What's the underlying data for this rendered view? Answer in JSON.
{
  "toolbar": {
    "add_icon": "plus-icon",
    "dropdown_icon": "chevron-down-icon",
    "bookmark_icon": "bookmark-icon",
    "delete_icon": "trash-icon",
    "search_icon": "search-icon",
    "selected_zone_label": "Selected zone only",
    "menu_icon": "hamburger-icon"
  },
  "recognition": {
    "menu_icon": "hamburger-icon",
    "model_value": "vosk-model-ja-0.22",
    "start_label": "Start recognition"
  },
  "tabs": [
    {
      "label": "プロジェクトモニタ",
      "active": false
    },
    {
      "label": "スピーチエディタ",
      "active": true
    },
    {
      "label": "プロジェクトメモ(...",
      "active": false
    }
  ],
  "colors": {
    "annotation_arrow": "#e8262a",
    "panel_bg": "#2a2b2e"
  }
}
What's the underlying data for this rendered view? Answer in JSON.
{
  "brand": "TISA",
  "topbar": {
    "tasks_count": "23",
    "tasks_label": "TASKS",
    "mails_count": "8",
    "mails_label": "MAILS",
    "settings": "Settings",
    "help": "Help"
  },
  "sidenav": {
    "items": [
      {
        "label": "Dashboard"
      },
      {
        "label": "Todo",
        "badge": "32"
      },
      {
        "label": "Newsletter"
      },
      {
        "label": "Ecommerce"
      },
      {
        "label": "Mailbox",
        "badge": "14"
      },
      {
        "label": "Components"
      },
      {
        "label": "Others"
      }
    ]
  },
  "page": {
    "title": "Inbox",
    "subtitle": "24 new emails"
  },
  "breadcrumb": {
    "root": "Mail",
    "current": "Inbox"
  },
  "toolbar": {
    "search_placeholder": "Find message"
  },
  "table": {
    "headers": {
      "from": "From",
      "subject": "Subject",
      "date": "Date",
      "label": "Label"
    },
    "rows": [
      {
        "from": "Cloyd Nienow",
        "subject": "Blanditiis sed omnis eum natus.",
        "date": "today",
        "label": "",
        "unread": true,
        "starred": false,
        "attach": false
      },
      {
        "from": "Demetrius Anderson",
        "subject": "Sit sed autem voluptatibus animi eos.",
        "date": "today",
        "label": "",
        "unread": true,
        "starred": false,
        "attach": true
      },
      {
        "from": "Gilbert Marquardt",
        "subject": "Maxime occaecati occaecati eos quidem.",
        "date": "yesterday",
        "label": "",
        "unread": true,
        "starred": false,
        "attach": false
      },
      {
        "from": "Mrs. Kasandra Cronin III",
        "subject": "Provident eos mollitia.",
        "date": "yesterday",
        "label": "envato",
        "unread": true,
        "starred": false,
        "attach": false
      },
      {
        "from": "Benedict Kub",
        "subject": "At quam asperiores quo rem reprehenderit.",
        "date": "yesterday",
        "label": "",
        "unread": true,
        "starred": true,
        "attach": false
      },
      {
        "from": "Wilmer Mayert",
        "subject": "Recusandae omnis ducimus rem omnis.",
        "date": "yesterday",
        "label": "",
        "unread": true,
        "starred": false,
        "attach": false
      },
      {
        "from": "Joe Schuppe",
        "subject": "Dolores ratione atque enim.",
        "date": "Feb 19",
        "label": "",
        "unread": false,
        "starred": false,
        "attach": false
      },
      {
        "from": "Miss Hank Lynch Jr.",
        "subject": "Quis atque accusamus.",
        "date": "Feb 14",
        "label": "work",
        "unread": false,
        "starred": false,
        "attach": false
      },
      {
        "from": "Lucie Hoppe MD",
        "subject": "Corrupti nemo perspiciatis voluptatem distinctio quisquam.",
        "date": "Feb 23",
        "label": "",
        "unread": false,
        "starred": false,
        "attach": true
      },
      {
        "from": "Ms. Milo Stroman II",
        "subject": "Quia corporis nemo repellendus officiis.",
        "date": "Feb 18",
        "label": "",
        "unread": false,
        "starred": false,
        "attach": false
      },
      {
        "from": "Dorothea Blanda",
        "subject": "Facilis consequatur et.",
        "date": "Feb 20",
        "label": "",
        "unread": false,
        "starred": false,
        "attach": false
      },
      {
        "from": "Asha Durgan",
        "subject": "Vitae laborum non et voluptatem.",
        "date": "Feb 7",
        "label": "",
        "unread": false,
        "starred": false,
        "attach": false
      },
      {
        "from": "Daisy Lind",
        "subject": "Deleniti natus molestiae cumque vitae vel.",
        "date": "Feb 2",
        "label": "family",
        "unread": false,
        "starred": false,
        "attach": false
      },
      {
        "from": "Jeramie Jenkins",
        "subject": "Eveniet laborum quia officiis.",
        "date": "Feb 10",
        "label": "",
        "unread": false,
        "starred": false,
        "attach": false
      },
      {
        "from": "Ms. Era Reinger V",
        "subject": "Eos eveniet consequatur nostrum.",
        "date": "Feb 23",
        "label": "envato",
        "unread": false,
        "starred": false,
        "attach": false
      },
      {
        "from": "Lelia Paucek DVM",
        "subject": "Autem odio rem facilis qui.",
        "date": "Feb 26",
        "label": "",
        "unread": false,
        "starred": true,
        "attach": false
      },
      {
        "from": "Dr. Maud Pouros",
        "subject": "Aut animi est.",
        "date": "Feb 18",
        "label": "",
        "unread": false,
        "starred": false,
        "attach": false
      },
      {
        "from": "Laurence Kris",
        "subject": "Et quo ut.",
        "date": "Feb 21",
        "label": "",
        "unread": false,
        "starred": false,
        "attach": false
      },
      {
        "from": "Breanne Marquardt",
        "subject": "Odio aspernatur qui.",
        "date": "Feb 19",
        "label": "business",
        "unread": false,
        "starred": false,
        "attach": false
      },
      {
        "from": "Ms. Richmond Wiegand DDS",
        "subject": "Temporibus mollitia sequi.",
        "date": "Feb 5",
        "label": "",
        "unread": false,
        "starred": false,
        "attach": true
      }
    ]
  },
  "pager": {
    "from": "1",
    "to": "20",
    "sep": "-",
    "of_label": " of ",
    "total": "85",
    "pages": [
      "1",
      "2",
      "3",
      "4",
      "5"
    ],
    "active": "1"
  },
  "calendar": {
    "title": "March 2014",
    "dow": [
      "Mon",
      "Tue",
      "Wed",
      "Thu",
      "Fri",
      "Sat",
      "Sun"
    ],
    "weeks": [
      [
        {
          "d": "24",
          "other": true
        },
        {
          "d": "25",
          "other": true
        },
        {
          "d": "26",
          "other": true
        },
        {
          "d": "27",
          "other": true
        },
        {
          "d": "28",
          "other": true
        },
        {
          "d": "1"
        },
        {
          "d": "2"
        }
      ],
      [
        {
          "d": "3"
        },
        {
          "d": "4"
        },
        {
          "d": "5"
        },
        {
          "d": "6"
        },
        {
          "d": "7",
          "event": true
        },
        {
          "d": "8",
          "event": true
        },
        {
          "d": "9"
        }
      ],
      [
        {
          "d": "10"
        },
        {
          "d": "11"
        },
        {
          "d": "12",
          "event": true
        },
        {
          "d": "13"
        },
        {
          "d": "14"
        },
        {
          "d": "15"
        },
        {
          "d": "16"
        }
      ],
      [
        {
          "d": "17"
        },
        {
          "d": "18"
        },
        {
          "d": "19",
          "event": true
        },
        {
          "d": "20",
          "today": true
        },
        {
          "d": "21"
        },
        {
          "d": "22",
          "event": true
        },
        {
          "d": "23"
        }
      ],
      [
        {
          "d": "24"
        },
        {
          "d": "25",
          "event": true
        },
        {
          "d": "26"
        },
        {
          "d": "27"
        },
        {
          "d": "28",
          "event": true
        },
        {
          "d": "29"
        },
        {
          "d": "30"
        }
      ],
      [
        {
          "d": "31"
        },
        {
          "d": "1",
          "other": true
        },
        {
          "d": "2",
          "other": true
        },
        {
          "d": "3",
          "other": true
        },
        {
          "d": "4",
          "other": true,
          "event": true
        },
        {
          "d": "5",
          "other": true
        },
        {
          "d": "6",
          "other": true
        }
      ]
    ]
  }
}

## REQUIRED WORK
Gather every line from the entries above where the word "animi" appears, and copy them.

## WRITTEN RESPONSE
        "subject": "Sit sed autem voluptatibus animi eos.",
        "subject": "Aut animi est.",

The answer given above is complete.